▸ WORK TO BE COMPLETED
Assemble all lines in which the string "close" appears.

-*-

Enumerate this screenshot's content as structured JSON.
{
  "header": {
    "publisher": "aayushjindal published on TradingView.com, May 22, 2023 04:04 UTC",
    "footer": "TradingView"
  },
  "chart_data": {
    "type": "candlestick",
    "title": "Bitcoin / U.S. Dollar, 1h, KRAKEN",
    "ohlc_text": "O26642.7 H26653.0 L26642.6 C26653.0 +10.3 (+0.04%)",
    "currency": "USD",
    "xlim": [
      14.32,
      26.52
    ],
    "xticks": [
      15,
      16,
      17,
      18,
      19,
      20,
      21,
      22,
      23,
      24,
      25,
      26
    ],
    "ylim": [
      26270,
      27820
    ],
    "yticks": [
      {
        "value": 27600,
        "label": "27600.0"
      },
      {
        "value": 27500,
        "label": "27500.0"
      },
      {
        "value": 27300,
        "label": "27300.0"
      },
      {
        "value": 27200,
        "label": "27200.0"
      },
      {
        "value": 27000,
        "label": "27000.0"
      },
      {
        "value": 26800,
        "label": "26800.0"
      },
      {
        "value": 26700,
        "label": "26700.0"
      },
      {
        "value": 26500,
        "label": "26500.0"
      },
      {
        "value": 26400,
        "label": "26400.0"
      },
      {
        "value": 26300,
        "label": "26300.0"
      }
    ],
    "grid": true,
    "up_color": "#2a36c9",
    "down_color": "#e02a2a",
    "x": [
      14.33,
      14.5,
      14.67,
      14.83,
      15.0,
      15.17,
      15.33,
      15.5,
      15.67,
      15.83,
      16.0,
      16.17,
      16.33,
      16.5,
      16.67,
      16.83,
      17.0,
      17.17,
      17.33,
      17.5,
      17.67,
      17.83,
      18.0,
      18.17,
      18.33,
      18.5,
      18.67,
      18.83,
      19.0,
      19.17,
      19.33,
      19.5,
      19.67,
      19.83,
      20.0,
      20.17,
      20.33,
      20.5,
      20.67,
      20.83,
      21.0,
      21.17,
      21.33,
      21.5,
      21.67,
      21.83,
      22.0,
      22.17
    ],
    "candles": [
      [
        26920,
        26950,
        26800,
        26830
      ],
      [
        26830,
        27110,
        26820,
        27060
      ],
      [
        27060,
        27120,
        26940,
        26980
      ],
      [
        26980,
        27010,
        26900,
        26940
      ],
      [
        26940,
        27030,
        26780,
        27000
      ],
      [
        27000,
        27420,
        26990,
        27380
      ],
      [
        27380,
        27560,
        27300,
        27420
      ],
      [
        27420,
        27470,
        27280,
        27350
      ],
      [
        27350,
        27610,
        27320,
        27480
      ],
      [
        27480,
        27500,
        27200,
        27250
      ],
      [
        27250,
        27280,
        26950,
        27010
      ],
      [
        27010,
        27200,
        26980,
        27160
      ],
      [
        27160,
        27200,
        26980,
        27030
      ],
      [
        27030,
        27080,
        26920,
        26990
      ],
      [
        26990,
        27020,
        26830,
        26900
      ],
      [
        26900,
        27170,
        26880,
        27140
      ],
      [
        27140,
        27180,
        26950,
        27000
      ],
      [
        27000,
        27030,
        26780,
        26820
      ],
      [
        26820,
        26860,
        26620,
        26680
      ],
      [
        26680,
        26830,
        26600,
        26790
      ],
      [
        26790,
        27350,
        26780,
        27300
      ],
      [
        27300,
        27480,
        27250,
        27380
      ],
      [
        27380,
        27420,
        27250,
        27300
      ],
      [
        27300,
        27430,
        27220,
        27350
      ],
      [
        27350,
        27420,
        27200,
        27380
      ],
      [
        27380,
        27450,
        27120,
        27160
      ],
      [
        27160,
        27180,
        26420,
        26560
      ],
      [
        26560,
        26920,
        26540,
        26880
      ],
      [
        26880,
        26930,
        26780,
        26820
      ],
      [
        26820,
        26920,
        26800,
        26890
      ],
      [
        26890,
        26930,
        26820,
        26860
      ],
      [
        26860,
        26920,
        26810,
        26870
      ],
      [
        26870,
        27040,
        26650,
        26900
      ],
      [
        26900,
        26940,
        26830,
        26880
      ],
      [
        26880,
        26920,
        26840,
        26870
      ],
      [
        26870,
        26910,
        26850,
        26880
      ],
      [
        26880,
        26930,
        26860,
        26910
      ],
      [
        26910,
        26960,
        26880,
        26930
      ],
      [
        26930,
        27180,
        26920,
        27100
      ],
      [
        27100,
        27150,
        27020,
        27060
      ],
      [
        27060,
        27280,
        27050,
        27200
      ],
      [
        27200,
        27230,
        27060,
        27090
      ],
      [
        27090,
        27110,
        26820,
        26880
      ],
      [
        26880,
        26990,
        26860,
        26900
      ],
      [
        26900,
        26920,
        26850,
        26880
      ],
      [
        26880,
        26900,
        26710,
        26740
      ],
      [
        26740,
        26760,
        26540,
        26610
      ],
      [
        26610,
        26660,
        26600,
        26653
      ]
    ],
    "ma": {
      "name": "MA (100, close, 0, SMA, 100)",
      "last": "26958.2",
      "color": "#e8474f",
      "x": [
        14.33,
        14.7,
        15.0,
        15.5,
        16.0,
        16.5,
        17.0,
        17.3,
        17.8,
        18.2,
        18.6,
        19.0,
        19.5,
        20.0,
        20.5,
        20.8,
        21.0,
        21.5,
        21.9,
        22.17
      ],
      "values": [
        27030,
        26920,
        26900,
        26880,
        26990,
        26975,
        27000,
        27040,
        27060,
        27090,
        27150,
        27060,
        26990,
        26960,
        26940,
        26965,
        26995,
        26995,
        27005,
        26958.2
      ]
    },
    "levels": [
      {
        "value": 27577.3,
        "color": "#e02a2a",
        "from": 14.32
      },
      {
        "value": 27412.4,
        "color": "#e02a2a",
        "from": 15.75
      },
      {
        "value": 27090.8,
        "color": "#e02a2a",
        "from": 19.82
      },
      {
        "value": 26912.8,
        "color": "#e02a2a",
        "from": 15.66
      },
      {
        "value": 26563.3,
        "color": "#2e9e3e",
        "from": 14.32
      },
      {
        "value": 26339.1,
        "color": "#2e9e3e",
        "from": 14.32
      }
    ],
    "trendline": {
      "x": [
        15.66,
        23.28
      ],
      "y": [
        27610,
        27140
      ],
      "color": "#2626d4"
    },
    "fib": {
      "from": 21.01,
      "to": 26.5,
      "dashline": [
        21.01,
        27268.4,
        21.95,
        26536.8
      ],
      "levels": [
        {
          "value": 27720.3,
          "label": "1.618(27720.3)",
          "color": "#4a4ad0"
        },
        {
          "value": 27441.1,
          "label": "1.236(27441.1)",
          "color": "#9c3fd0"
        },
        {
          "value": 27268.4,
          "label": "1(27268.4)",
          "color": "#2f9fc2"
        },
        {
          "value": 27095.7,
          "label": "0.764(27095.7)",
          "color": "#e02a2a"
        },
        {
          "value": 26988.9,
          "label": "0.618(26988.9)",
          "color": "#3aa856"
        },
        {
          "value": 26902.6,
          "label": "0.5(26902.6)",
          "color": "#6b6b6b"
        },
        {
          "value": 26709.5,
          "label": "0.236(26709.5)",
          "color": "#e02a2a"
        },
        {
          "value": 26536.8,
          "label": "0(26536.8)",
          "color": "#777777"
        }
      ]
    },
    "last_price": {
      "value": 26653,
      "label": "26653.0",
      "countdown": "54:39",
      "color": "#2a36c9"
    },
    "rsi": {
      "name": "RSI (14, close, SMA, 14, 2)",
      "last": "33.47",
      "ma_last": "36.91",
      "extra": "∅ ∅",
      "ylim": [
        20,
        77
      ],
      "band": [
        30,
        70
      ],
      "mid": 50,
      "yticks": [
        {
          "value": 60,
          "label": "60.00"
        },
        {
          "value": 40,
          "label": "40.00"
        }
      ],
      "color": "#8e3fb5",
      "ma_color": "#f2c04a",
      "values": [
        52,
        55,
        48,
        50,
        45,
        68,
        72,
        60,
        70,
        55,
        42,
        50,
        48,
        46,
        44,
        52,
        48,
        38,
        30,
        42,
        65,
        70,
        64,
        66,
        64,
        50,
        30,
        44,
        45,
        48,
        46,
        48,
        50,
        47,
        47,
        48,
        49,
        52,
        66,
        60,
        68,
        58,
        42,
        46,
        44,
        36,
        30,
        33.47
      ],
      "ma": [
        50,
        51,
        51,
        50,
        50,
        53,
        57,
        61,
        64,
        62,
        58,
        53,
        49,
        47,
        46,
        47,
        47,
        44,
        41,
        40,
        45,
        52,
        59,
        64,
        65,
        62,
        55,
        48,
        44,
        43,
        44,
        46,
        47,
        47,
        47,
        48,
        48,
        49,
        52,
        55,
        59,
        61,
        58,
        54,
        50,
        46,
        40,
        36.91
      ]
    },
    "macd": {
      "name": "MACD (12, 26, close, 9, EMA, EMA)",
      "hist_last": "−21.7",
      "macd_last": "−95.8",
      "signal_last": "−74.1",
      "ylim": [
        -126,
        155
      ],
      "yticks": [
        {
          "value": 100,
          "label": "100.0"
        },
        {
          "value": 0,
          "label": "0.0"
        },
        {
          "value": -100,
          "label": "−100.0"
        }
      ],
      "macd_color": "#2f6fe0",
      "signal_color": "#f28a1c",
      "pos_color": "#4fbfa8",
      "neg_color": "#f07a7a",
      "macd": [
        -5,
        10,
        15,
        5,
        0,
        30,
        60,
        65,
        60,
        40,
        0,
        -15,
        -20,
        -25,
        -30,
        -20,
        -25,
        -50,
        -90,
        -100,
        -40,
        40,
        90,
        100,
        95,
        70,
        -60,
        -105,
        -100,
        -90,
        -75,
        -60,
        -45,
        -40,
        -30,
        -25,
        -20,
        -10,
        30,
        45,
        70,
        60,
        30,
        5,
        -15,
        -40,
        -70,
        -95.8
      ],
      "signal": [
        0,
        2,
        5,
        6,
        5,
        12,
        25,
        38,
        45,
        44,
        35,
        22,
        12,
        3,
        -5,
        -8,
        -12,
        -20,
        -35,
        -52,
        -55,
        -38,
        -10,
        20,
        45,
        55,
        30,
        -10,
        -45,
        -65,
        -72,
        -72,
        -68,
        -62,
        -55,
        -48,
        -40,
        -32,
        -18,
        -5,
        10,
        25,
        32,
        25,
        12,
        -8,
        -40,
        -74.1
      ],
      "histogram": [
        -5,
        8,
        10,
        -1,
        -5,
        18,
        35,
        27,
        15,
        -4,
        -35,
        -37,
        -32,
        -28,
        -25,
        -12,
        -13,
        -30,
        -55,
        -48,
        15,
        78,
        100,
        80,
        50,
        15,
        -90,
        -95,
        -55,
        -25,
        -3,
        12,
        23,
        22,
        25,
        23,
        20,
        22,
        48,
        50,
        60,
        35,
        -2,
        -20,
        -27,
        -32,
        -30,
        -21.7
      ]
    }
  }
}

-*-

▸ FULL RESPONSE
      "name": "MA (100, close, 0, SMA, 100)",
      "name": "RSI (14, close, SMA, 14, 2)",
      "name": "MACD (12, 26, close, 9, EMA, EMA)",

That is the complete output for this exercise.